_PROBLEM:_ Without the pictures, reproduce the records that follow exactly.

── DATA SUPPLIED ──

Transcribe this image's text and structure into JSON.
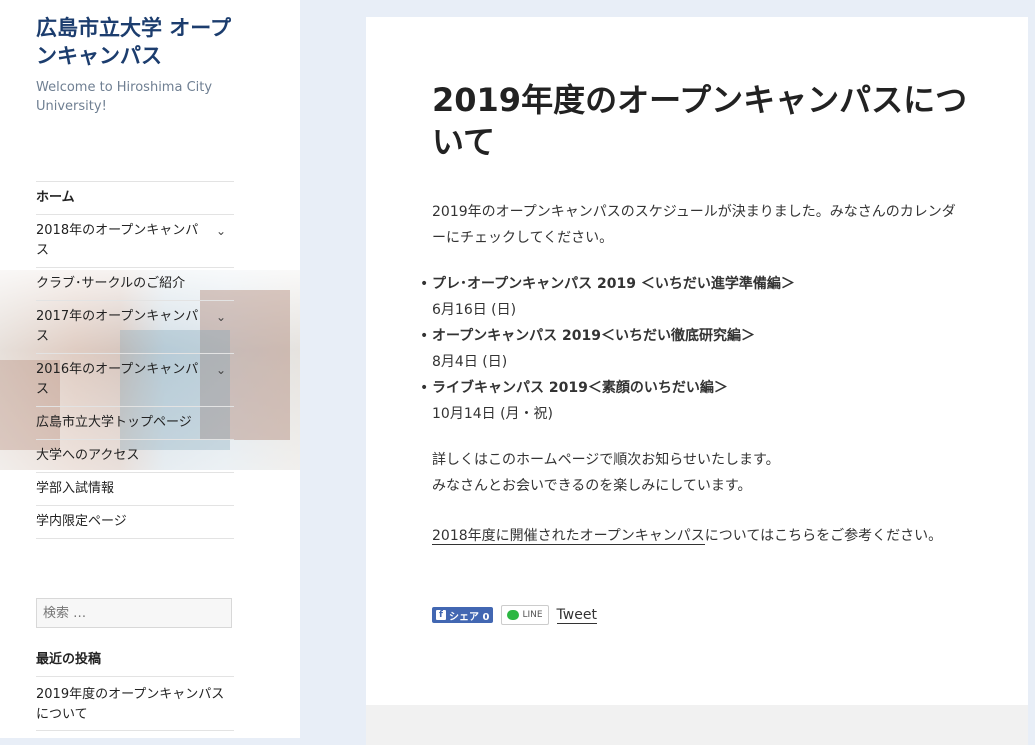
{
  "site": {
    "title": "広島市立大学 オープンキャンパス",
    "description": "Welcome to Hiroshima City University!"
  },
  "nav": {
    "items": [
      {
        "label": "ホーム",
        "has_submenu": false,
        "active": true
      },
      {
        "label": "2018年のオープンキャンパス",
        "has_submenu": true
      },
      {
        "label": "クラブ･サークルのご紹介",
        "has_submenu": false
      },
      {
        "label": "2017年のオープンキャンパス",
        "has_submenu": true
      },
      {
        "label": "2016年のオープンキャンパス",
        "has_submenu": true
      },
      {
        "label": "広島市立大学トップページ",
        "has_submenu": false
      },
      {
        "label": "大学へのアクセス",
        "has_submenu": false
      },
      {
        "label": "学部入試情報",
        "has_submenu": false
      },
      {
        "label": "学内限定ページ",
        "has_submenu": false
      }
    ],
    "chevron": "⌄"
  },
  "search": {
    "placeholder": "検索 …"
  },
  "recent_posts": {
    "heading": "最近の投稿",
    "items": [
      "2019年度のオープンキャンパスについて"
    ]
  },
  "article": {
    "title": "2019年度のオープンキャンパスについて",
    "intro": "2019年のオープンキャンパスのスケジュールが決まりました。みなさんのカレンダーにチェックしてください。",
    "events": [
      {
        "title": "プレ･オープンキャンパス 2019 ＜いちだい進学準備編＞",
        "date": "6月16日 (日)"
      },
      {
        "title": "オープンキャンパス 2019＜いちだい徹底研究編＞",
        "date": "8月4日 (日)"
      },
      {
        "title": "ライブキャンパス 2019＜素顔のいちだい編＞",
        "date": "10月14日 (月・祝)"
      }
    ],
    "bullet": "•",
    "notice_line1": "詳しくはこのホームページで順次お知らせいたします。",
    "notice_line2": "みなさんとお会いできるのを楽しみにしています。",
    "link_text": "2018年度に開催されたオープンキャンパス",
    "link_suffix": "についてはこちらをご参考ください。"
  },
  "share": {
    "facebook_label": "シェア 0",
    "facebook_icon": "f",
    "line_label": "LINE",
    "tweet_label": "Tweet"
  },
  "colors": {
    "accent": "#1c3d6e",
    "background": "#e8eef7",
    "facebook": "#4267b2",
    "line": "#2cb742"
  }
}
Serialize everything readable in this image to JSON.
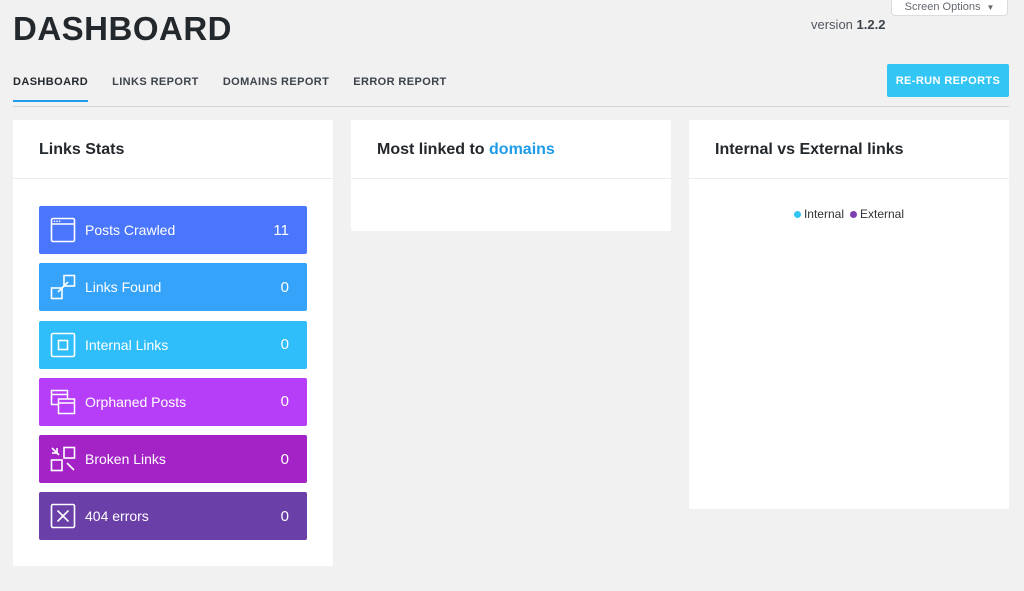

───

_SOLUTION TO THIS PROBLEM:_
Transcribe this image's text and structure into JSON.
{
  "site": {
    "title": "広島市立大学 オープンキャンパス",
    "description": "Welcome to Hiroshima City University!"
  },
  "nav": {
    "items": [
      {
        "label": "ホーム",
        "has_submenu": false,
        "active": true
      },
      {
        "label": "2018年のオープンキャンパス",
        "has_submenu": true
      },
      {
        "label": "クラブ･サークルのご紹介",
        "has_submenu": false
      },
      {
        "label": "2017年のオープンキャンパス",
        "has_submenu": true
      },
      {
        "label": "2016年のオープンキャンパス",
        "has_submenu": true
      },
      {
        "label": "広島市立大学トップページ",
        "has_submenu": false
      },
      {
        "label": "大学へのアクセス",
        "has_submenu": false
      },
      {
        "label": "学部入試情報",
        "has_submenu": false
      },
      {
        "label": "学内限定ページ",
        "has_submenu": false
      }
    ],
    "chevron": "⌄"
  },
  "search": {
    "placeholder": "検索 …"
  },
  "recent_posts": {
    "heading": "最近の投稿",
    "items": [
      "2019年度のオープンキャンパスについて"
    ]
  },
  "article": {
    "title": "2019年度のオープンキャンパスについて",
    "intro": "2019年のオープンキャンパスのスケジュールが決まりました。みなさんのカレンダーにチェックしてください。",
    "events": [
      {
        "title": "プレ･オープンキャンパス 2019 ＜いちだい進学準備編＞",
        "date": "6月16日 (日)"
      },
      {
        "title": "オープンキャンパス 2019＜いちだい徹底研究編＞",
        "date": "8月4日 (日)"
      },
      {
        "title": "ライブキャンパス 2019＜素顔のいちだい編＞",
        "date": "10月14日 (月・祝)"
      }
    ],
    "bullet": "•",
    "notice_line1": "詳しくはこのホームページで順次お知らせいたします。",
    "notice_line2": "みなさんとお会いできるのを楽しみにしています。",
    "link_text": "2018年度に開催されたオープンキャンパス",
    "link_suffix": "についてはこちらをご参考ください。"
  },
  "share": {
    "facebook_label": "シェア 0",
    "facebook_icon": "f",
    "line_label": "LINE",
    "tweet_label": "Tweet"
  },
  "colors": {
    "accent": "#1c3d6e",
    "background": "#e8eef7",
    "facebook": "#4267b2",
    "line": "#2cb742"
  }
}
Serialize everything readable in this image to JSON.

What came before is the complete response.